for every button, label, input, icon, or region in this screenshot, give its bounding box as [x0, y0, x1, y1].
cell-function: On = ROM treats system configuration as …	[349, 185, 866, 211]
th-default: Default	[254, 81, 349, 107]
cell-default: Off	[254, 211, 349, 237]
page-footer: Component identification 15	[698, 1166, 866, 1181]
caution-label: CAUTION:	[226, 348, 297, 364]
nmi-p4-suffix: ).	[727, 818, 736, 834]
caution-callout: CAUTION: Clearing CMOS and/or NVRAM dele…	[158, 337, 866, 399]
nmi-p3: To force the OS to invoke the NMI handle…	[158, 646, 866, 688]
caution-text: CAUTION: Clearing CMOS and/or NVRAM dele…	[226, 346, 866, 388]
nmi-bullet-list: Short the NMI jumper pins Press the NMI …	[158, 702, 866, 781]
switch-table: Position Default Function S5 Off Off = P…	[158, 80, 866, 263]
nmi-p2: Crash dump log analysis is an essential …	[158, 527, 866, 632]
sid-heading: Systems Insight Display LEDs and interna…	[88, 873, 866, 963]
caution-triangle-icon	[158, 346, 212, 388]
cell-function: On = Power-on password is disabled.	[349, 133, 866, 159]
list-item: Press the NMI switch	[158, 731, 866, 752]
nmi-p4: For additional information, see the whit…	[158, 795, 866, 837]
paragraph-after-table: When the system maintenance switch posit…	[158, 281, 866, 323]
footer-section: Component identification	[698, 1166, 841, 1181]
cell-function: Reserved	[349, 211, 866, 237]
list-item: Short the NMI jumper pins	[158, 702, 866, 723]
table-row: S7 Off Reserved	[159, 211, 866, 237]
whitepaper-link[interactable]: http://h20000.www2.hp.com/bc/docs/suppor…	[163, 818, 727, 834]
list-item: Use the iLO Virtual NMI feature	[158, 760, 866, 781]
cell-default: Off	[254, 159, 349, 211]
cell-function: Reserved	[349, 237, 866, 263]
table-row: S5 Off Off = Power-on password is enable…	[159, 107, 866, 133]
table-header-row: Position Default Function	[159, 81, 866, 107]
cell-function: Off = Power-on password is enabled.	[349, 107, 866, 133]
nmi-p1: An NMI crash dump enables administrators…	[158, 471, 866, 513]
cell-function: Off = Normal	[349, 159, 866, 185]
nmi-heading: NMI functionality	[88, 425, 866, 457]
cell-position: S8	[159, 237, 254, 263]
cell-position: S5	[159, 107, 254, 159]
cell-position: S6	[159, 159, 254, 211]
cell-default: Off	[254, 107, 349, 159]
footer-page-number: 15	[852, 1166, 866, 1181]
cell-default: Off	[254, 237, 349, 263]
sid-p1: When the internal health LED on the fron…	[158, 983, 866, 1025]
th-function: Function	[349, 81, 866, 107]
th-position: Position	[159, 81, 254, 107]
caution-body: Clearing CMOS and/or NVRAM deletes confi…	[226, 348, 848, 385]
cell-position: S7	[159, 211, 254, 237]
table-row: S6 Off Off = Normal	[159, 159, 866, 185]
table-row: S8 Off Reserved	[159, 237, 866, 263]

## GOAL
Could you output every row above again, character for character, with nothing changed?

## EXERCISE RESPONSE
for every button, label, input, icon, or region in this screenshot, give its bounding box as [x0, y0, x1, y1].
cell-function: On = ROM treats system configuration as …	[349, 185, 866, 211]
th-default: Default	[254, 81, 349, 107]
cell-default: Off	[254, 211, 349, 237]
page-footer: Component identification 15	[698, 1166, 866, 1181]
caution-label: CAUTION:	[226, 348, 297, 364]
nmi-p4-suffix: ).	[727, 818, 736, 834]
caution-callout: CAUTION: Clearing CMOS and/or NVRAM dele…	[158, 337, 866, 399]
nmi-p3: To force the OS to invoke the NMI handle…	[158, 646, 866, 688]
caution-text: CAUTION: Clearing CMOS and/or NVRAM dele…	[226, 346, 866, 388]
nmi-bullet-list: Short the NMI jumper pins Press the NMI …	[158, 702, 866, 781]
switch-table: Position Default Function S5 Off Off = P…	[158, 80, 866, 263]
nmi-p2: Crash dump log analysis is an essential …	[158, 527, 866, 632]
sid-heading: Systems Insight Display LEDs and interna…	[88, 873, 866, 963]
caution-triangle-icon	[158, 346, 212, 388]
cell-function: On = Power-on password is disabled.	[349, 133, 866, 159]
list-item: Press the NMI switch	[158, 731, 866, 752]
nmi-p4: For additional information, see the whit…	[158, 795, 866, 837]
paragraph-after-table: When the system maintenance switch posit…	[158, 281, 866, 323]
footer-section: Component identification	[698, 1166, 841, 1181]
cell-function: Reserved	[349, 211, 866, 237]
list-item: Short the NMI jumper pins	[158, 702, 866, 723]
table-row: S7 Off Reserved	[159, 211, 866, 237]
whitepaper-link[interactable]: http://h20000.www2.hp.com/bc/docs/suppor…	[163, 818, 727, 834]
list-item: Use the iLO Virtual NMI feature	[158, 760, 866, 781]
cell-default: Off	[254, 159, 349, 211]
cell-function: Reserved	[349, 237, 866, 263]
table-row: S5 Off Off = Power-on password is enable…	[159, 107, 866, 133]
table-header-row: Position Default Function	[159, 81, 866, 107]
cell-function: Off = Power-on password is enabled.	[349, 107, 866, 133]
nmi-p1: An NMI crash dump enables administrators…	[158, 471, 866, 513]
cell-function: Off = Normal	[349, 159, 866, 185]
nmi-heading: NMI functionality	[88, 425, 866, 457]
cell-position: S8	[159, 237, 254, 263]
cell-position: S5	[159, 107, 254, 159]
cell-position: S6	[159, 159, 254, 211]
cell-default: Off	[254, 107, 349, 159]
footer-page-number: 15	[852, 1166, 866, 1181]
cell-default: Off	[254, 237, 349, 263]
sid-p1: When the internal health LED on the fron…	[158, 983, 866, 1025]
th-function: Function	[349, 81, 866, 107]
th-position: Position	[159, 81, 254, 107]
caution-body: Clearing CMOS and/or NVRAM deletes confi…	[226, 348, 848, 385]
cell-position: S7	[159, 211, 254, 237]
table-row: S6 Off Off = Normal	[159, 159, 866, 185]
table-row: S8 Off Reserved	[159, 237, 866, 263]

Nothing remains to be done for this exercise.